(Records from a collection)
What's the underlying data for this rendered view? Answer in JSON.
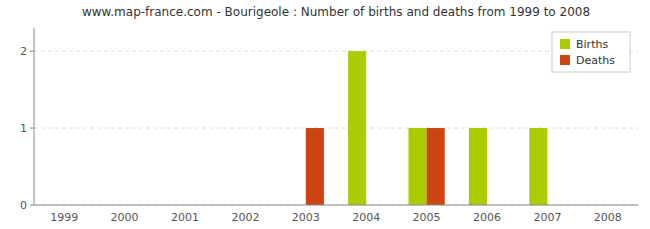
{
  "chart_data": {
    "type": "bar",
    "title": "www.map-france.com - Bourigeole : Number of births and deaths from 1999 to 2008",
    "categories": [
      "1999",
      "2000",
      "2001",
      "2002",
      "2003",
      "2004",
      "2005",
      "2006",
      "2007",
      "2008"
    ],
    "series": [
      {
        "name": "Births",
        "color": "#aacc00",
        "values": [
          0,
          0,
          0,
          0,
          0,
          2,
          1,
          1,
          1,
          0
        ]
      },
      {
        "name": "Deaths",
        "color": "#cc4411",
        "values": [
          0,
          0,
          0,
          0,
          1,
          0,
          1,
          0,
          0,
          0
        ]
      }
    ],
    "ylim": [
      0,
      2.3
    ],
    "yticks": [
      0,
      1,
      2
    ],
    "grid": true,
    "legend": "upper right"
  }
}
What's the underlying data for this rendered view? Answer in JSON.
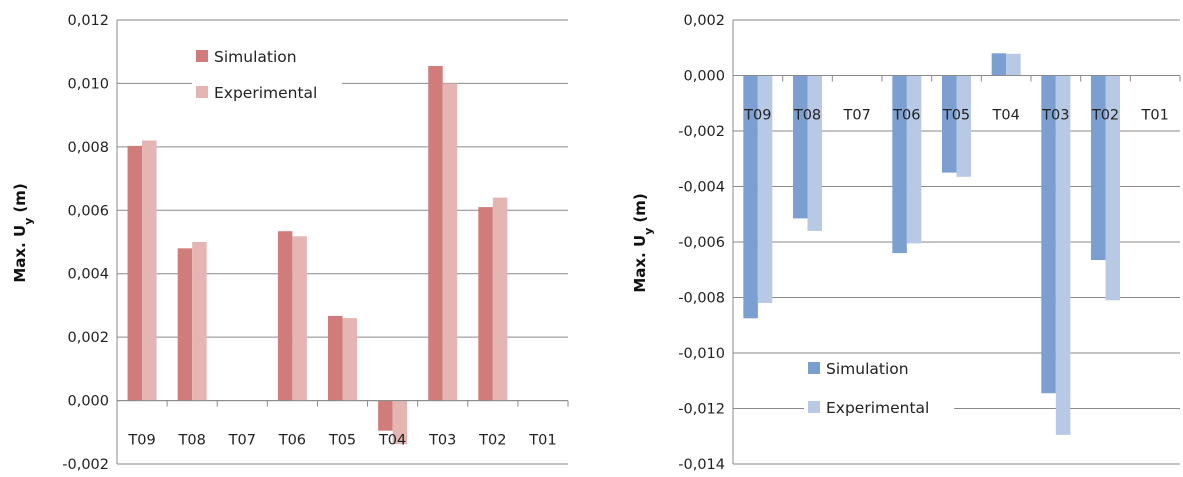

The problem => The records above are to be restated exactly, without their pictures.

Full output =>
What's the underlying data for this rendered view? Answer in JSON.
{
  "chart_data": {
    "type": "bar",
    "title": "www.map-france.com - Bourigeole : Number of births and deaths from 1999 to 2008",
    "categories": [
      "1999",
      "2000",
      "2001",
      "2002",
      "2003",
      "2004",
      "2005",
      "2006",
      "2007",
      "2008"
    ],
    "series": [
      {
        "name": "Births",
        "color": "#aacc00",
        "values": [
          0,
          0,
          0,
          0,
          0,
          2,
          1,
          1,
          1,
          0
        ]
      },
      {
        "name": "Deaths",
        "color": "#cc4411",
        "values": [
          0,
          0,
          0,
          0,
          1,
          0,
          1,
          0,
          0,
          0
        ]
      }
    ],
    "ylim": [
      0,
      2.3
    ],
    "yticks": [
      0,
      1,
      2
    ],
    "grid": true,
    "legend": "upper right"
  }
}
What's the underlying data for this rendered view? Answer in JSON.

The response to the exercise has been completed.